→ **Dataset**:
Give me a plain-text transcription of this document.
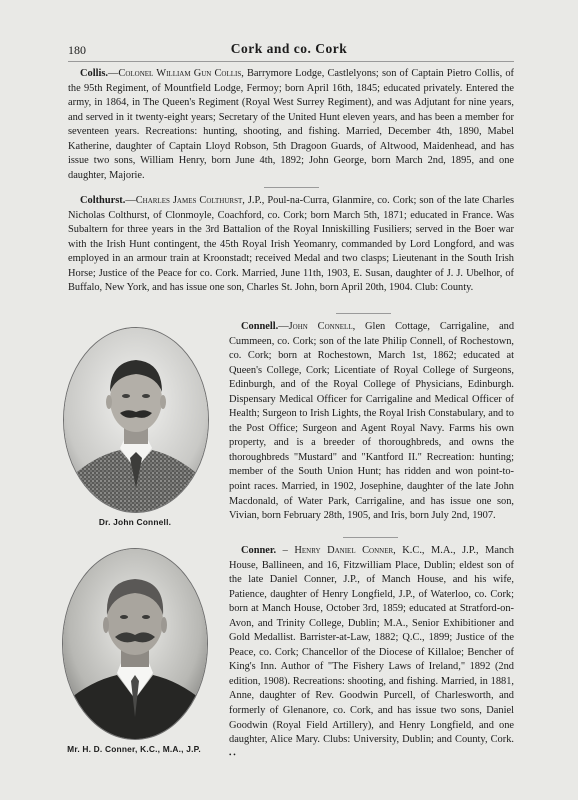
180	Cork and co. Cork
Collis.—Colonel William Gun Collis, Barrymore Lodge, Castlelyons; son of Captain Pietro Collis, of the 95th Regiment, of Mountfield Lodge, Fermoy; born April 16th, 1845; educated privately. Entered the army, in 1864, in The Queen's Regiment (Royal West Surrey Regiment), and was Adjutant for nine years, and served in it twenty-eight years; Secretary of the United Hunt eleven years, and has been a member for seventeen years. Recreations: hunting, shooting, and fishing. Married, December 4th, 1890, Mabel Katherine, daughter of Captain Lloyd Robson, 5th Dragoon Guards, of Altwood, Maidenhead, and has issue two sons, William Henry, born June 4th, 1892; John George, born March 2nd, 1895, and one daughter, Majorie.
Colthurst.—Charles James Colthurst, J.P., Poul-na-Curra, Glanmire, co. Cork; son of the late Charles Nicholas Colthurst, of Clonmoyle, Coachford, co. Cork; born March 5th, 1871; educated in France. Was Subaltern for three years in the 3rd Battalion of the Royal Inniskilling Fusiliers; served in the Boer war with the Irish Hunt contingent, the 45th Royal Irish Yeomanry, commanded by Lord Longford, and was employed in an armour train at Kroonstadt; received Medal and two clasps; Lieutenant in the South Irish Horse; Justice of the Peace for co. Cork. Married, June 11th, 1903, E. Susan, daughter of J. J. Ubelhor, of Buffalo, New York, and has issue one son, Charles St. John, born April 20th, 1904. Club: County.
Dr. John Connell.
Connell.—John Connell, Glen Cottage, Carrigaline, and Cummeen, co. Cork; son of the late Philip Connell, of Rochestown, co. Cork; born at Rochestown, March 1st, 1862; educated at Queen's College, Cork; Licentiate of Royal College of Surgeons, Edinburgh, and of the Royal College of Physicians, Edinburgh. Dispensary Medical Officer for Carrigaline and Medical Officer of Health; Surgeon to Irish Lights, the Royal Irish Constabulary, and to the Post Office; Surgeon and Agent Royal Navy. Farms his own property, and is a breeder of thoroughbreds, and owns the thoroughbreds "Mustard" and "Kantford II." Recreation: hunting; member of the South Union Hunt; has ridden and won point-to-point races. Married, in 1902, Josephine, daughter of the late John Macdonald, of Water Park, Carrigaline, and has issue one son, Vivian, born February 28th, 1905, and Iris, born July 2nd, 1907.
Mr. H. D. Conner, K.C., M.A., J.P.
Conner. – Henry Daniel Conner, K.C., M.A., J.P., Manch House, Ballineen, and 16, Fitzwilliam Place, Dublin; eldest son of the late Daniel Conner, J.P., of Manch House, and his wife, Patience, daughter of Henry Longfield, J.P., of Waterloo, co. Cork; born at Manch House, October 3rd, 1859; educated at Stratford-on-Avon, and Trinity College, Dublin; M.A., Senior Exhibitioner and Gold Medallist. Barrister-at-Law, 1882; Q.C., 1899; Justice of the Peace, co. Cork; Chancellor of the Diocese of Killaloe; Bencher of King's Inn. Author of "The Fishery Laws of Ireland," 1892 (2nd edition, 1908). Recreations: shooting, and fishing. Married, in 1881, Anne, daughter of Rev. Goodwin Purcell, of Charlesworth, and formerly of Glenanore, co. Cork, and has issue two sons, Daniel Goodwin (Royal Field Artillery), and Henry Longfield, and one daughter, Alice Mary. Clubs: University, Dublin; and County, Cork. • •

--

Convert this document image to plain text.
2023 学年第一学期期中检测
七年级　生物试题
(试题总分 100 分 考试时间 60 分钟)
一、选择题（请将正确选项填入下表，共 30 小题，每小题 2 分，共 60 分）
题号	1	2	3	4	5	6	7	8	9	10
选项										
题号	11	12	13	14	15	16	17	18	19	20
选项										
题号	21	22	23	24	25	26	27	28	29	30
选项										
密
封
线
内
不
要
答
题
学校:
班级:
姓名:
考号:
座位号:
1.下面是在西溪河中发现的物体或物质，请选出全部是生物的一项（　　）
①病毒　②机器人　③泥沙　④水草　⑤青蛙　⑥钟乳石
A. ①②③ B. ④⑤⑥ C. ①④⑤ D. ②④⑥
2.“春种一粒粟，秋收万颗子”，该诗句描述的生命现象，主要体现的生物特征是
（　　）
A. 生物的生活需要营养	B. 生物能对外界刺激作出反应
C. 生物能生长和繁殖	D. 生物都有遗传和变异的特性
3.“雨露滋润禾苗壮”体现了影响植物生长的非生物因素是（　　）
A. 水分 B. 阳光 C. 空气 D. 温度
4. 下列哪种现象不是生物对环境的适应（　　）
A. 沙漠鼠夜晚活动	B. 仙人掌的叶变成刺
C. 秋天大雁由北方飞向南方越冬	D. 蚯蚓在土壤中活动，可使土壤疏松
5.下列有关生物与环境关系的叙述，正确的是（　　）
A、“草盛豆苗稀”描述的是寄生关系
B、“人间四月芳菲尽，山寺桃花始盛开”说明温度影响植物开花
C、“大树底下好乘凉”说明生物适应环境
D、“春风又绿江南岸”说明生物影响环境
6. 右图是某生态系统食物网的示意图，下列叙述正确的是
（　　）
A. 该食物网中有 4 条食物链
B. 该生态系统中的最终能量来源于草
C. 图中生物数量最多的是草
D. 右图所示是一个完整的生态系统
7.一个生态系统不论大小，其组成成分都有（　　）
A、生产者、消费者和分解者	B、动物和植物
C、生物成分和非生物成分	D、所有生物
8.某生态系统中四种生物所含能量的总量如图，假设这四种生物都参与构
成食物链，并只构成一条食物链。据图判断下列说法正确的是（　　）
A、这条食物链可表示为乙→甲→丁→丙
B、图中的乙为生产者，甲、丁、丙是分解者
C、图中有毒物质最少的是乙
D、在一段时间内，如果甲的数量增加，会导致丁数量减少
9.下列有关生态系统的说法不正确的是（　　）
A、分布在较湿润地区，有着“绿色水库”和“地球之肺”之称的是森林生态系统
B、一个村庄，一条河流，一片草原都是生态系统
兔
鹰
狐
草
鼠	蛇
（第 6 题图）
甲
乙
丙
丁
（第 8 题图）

→ **Stated exercise**:
Write only the number of lines in the data above that include "Conner".

→ **Solution below**:
2